▶ _Given request_: Show every line containing "Rain" by copying it.

[Records from a data collection]
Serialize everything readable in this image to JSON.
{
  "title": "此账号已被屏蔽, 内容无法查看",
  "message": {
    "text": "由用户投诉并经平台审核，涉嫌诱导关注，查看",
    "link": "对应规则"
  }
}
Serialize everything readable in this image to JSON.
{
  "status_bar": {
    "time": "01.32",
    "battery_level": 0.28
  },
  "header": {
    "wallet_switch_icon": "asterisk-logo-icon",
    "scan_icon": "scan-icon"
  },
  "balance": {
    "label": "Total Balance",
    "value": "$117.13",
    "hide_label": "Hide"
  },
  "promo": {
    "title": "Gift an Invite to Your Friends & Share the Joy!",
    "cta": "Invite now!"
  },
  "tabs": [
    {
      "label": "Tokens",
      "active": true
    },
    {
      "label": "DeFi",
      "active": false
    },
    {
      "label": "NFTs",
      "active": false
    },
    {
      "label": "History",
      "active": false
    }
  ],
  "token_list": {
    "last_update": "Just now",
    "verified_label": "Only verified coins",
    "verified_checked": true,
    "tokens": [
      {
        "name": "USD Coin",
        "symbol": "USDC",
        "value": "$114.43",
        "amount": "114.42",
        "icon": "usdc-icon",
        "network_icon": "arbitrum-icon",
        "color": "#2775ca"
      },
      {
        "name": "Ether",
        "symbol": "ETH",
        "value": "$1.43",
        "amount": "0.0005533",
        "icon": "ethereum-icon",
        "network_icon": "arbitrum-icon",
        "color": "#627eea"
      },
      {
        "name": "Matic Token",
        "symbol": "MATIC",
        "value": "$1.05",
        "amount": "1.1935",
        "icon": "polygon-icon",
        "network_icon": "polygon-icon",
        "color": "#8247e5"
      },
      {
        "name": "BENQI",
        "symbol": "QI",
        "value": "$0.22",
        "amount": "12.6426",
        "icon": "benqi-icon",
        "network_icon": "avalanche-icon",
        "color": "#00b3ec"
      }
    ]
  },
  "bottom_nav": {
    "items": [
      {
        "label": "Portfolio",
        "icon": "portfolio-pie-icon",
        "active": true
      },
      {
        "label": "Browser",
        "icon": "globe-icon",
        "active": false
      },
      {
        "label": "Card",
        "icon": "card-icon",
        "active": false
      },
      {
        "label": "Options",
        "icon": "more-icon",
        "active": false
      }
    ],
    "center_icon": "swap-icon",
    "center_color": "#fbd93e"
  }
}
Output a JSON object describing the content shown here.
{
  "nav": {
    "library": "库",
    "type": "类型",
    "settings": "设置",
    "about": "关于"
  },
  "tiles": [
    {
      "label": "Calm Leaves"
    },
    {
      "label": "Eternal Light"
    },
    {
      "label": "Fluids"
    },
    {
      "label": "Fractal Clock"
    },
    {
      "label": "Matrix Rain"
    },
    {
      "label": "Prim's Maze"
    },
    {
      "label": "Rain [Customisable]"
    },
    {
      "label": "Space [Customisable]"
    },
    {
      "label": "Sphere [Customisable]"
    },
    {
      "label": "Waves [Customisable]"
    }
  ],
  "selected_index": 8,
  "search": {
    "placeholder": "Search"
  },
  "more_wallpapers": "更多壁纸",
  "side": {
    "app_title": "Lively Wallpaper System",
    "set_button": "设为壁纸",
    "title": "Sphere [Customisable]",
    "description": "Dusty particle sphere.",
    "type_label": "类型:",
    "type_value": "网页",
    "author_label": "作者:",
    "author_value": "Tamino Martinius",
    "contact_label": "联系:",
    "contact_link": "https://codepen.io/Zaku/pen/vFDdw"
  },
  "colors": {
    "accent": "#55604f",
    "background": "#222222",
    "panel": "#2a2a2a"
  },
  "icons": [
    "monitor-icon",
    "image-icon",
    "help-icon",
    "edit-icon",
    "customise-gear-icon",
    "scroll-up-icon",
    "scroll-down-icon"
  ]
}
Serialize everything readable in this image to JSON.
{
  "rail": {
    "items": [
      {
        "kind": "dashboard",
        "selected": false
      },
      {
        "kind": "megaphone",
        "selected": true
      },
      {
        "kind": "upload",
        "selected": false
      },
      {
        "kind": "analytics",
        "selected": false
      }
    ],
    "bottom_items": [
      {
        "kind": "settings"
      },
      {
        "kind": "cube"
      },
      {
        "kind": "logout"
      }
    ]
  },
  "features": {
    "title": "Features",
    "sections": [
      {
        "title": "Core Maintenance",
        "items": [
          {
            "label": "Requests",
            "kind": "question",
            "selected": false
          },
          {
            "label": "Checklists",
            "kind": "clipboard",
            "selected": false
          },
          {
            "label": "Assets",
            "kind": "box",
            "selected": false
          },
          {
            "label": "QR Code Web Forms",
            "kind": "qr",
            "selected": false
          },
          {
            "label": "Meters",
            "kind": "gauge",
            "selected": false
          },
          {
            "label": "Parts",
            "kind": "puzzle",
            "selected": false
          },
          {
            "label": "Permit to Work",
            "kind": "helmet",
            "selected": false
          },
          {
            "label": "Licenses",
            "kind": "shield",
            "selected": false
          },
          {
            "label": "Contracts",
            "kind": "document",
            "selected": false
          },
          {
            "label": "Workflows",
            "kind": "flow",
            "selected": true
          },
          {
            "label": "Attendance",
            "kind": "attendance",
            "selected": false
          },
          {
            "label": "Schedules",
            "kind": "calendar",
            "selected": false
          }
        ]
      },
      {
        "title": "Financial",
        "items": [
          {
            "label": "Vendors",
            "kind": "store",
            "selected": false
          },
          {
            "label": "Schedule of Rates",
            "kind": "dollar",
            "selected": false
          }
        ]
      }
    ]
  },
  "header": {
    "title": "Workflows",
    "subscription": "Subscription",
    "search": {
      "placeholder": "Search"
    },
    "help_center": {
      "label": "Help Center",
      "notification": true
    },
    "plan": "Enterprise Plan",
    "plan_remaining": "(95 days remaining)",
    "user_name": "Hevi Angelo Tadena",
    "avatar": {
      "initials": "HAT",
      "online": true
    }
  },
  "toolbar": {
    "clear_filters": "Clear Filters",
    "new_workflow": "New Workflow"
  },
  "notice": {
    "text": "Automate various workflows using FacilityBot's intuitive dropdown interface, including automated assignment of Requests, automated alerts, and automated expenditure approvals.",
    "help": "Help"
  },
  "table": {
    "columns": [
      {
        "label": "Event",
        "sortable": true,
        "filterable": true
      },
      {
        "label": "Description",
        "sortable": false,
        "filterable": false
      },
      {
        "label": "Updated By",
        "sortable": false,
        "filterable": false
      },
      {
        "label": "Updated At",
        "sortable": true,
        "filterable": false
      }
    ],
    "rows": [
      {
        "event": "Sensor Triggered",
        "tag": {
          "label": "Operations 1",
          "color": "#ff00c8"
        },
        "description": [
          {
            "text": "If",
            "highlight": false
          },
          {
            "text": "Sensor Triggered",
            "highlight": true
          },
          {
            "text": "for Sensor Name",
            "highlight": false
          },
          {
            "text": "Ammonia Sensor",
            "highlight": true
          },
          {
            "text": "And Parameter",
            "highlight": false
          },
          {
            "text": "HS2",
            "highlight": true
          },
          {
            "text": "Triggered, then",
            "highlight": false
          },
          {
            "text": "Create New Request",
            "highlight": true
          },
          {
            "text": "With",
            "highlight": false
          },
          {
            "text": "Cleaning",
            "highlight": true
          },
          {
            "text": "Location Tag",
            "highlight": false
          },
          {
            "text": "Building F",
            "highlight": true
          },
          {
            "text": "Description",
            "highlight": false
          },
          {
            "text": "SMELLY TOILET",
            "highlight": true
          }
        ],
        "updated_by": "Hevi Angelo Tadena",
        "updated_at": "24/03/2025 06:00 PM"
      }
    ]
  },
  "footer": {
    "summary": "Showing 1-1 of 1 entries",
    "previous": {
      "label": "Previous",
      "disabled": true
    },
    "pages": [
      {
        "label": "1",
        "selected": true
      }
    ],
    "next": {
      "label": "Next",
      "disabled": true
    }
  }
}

▶ _Output for this task_:
      "label": "Matrix Rain"
      "label": "Rain [Customisable]"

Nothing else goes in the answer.